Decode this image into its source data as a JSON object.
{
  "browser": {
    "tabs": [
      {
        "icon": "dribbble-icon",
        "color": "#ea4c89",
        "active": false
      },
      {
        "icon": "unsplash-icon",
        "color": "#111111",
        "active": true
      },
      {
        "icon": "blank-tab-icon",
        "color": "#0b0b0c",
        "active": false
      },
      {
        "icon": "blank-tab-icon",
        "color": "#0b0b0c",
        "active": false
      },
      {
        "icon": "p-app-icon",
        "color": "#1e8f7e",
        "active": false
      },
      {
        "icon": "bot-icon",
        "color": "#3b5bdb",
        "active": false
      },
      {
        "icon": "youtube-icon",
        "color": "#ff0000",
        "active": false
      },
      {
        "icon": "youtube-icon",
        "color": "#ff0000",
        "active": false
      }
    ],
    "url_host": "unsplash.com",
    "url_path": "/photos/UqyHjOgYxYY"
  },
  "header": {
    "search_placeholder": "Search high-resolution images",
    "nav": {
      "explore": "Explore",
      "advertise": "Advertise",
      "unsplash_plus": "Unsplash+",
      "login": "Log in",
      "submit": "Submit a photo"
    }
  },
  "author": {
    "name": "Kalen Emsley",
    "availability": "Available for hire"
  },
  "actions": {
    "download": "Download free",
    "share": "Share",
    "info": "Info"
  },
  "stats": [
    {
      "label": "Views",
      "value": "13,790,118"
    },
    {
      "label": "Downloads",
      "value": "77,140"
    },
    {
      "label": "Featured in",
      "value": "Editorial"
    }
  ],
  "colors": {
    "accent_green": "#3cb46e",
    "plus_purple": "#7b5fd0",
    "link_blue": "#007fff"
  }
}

********************

Print the listing above in full, exactly as it is.

Decode this image into its source data as a JSON object.
{
  "browser": {
    "tabs": [
      {
        "icon": "dribbble-icon",
        "color": "#ea4c89",
        "active": false
      },
      {
        "icon": "unsplash-icon",
        "color": "#111111",
        "active": true
      },
      {
        "icon": "blank-tab-icon",
        "color": "#0b0b0c",
        "active": false
      },
      {
        "icon": "blank-tab-icon",
        "color": "#0b0b0c",
        "active": false
      },
      {
        "icon": "p-app-icon",
        "color": "#1e8f7e",
        "active": false
      },
      {
        "icon": "bot-icon",
        "color": "#3b5bdb",
        "active": false
      },
      {
        "icon": "youtube-icon",
        "color": "#ff0000",
        "active": false
      },
      {
        "icon": "youtube-icon",
        "color": "#ff0000",
        "active": false
      }
    ],
    "url_host": "unsplash.com",
    "url_path": "/photos/UqyHjOgYxYY"
  },
  "header": {
    "search_placeholder": "Search high-resolution images",
    "nav": {
      "explore": "Explore",
      "advertise": "Advertise",
      "unsplash_plus": "Unsplash+",
      "login": "Log in",
      "submit": "Submit a photo"
    }
  },
  "author": {
    "name": "Kalen Emsley",
    "availability": "Available for hire"
  },
  "actions": {
    "download": "Download free",
    "share": "Share",
    "info": "Info"
  },
  "stats": [
    {
      "label": "Views",
      "value": "13,790,118"
    },
    {
      "label": "Downloads",
      "value": "77,140"
    },
    {
      "label": "Featured in",
      "value": "Editorial"
    }
  ],
  "colors": {
    "accent_green": "#3cb46e",
    "plus_purple": "#7b5fd0",
    "link_blue": "#007fff"
  }
}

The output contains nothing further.